(EXERCISE INPUT):
--*--

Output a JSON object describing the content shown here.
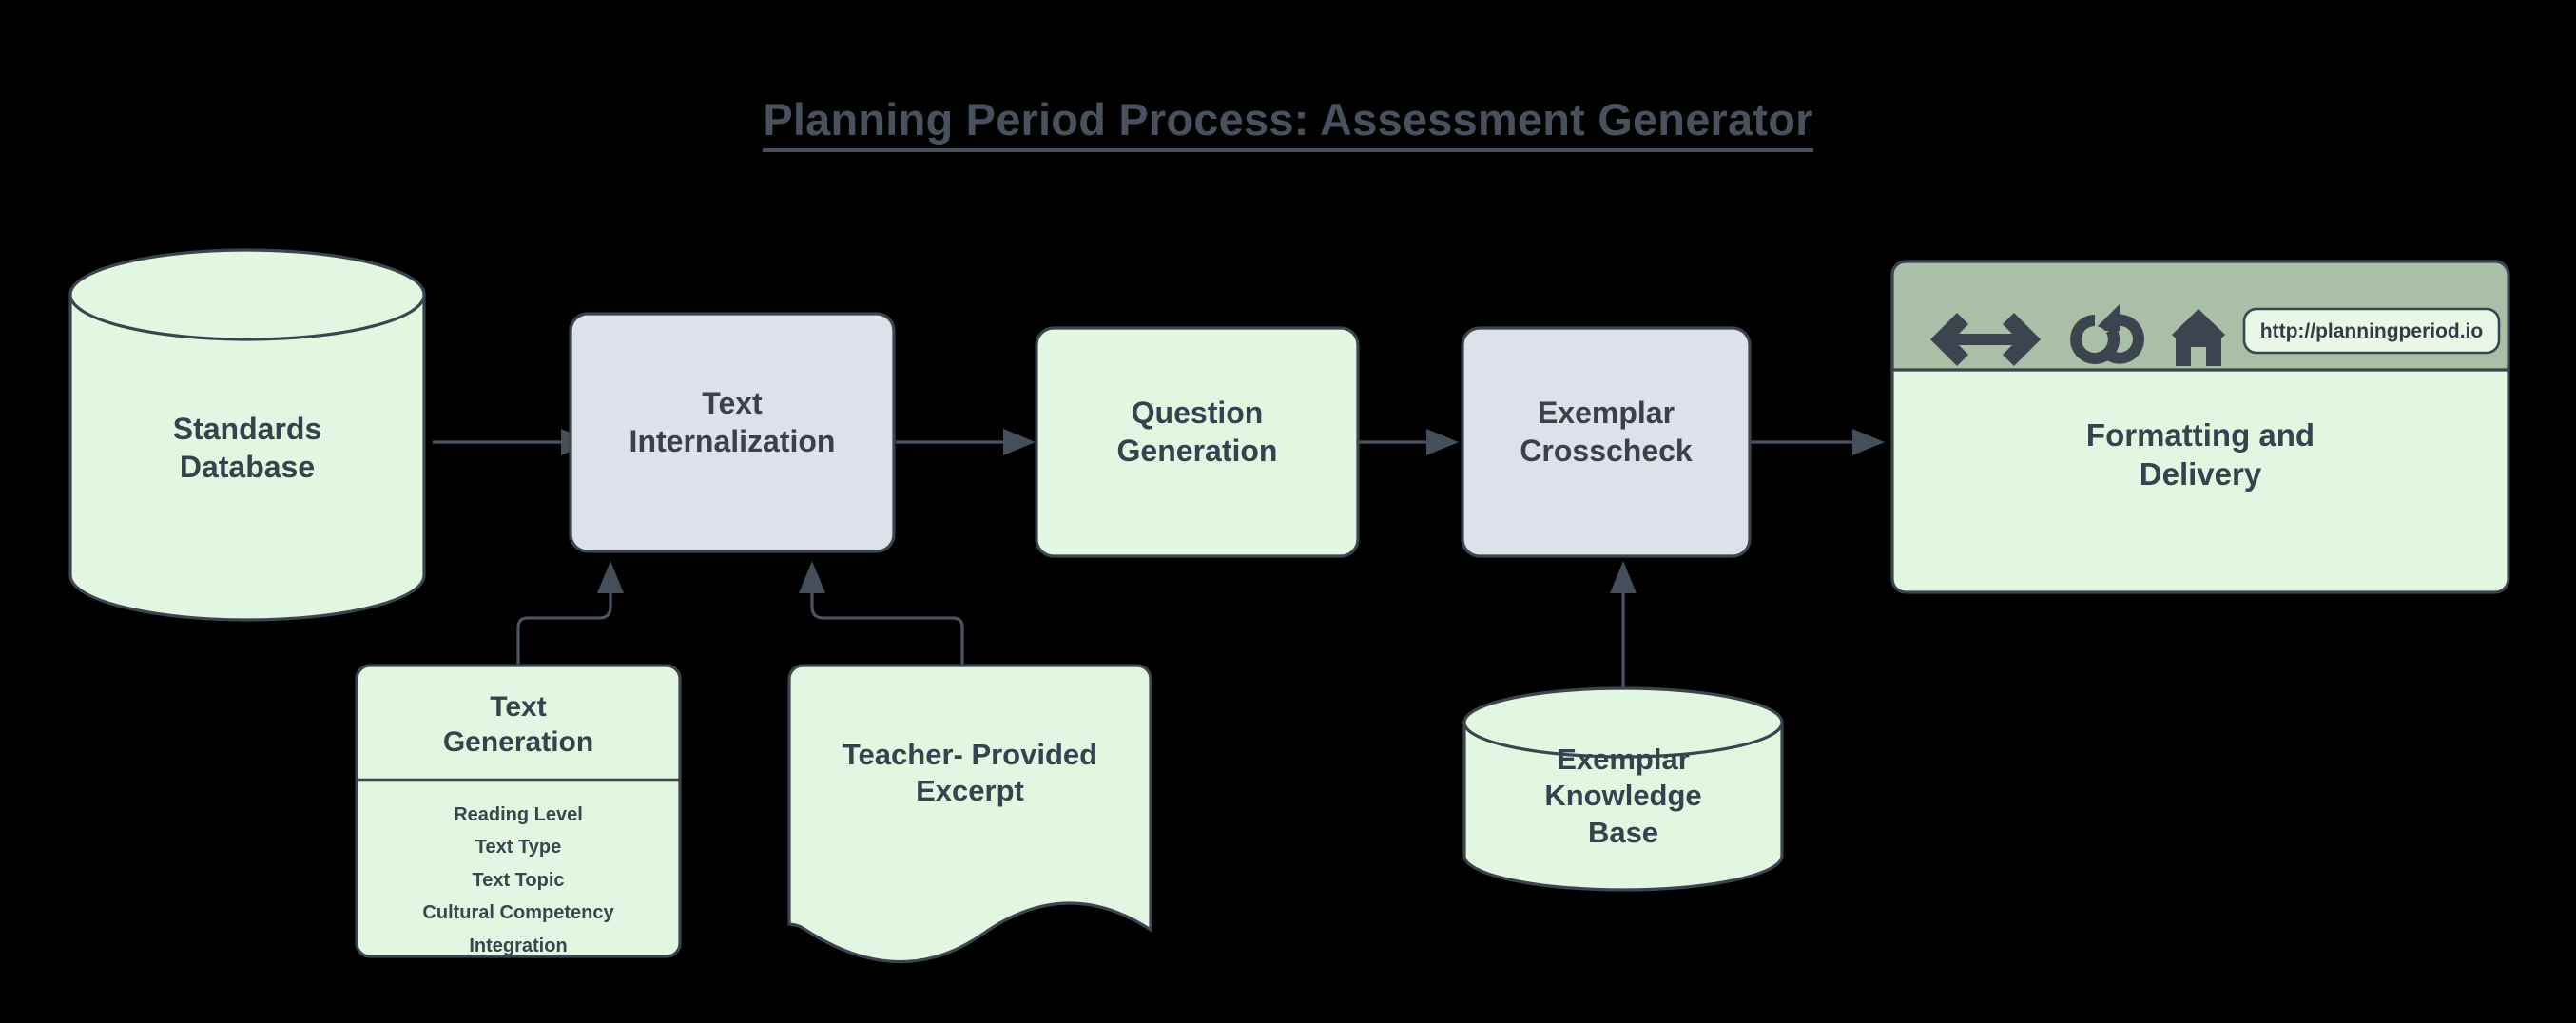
{
  "title": "Planning Period Process: Assessment Generator",
  "background_color": "#000000",
  "palette": {
    "green_fill": "#e2f7e2",
    "gray_fill": "#dee1e7",
    "sage_toolbar": "#aabfa8",
    "stroke": "#3b444f",
    "text": "#38414d",
    "title_text": "#49515e"
  },
  "nodes": {
    "standards_database": {
      "label": "Standards\nDatabase",
      "shape": "cylinder",
      "fill": "green"
    },
    "text_internalization": {
      "label": "Text\nInternalization",
      "shape": "rounded-rect",
      "fill": "gray"
    },
    "question_generation": {
      "label": "Question\nGeneration",
      "shape": "rounded-rect",
      "fill": "green"
    },
    "exemplar_crosscheck": {
      "label": "Exemplar\nCrosscheck",
      "shape": "rounded-rect",
      "fill": "gray"
    },
    "formatting_and_delivery": {
      "label": "Formatting and\nDelivery",
      "shape": "browser-window",
      "fill": "green",
      "url": "http://planningperiod.io",
      "toolbar_icons": [
        "back-arrow-icon",
        "forward-arrow-icon",
        "reload-icon",
        "home-icon"
      ]
    },
    "text_generation": {
      "label": "Text\nGeneration",
      "shape": "class-card",
      "fill": "green",
      "attributes": [
        "Reading Level",
        "Text Type",
        "Text Topic",
        "Cultural Competency",
        "Integration"
      ]
    },
    "teacher_provided_excerpt": {
      "label": "Teacher- Provided\nExcerpt",
      "shape": "document",
      "fill": "green"
    },
    "exemplar_knowledge_base": {
      "label": "Exemplar\nKnowledge\nBase",
      "shape": "cylinder",
      "fill": "green"
    }
  },
  "edges": [
    {
      "from": "standards_database",
      "to": "text_internalization",
      "direction": "right"
    },
    {
      "from": "text_internalization",
      "to": "question_generation",
      "direction": "right"
    },
    {
      "from": "question_generation",
      "to": "exemplar_crosscheck",
      "direction": "right"
    },
    {
      "from": "exemplar_crosscheck",
      "to": "formatting_and_delivery",
      "direction": "right"
    },
    {
      "from": "text_generation",
      "to": "text_internalization",
      "direction": "up-elbow"
    },
    {
      "from": "teacher_provided_excerpt",
      "to": "text_internalization",
      "direction": "up-elbow"
    },
    {
      "from": "exemplar_knowledge_base",
      "to": "exemplar_crosscheck",
      "direction": "up"
    }
  ]
}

--*--

(EXERCISE GOAL):
Copy, from the material above, each line in which the string "nGeneration" occurs.

(OUTPUT OF THE TASK):
      "label": "Question\nGeneration",
      "label": "Text\nGeneration",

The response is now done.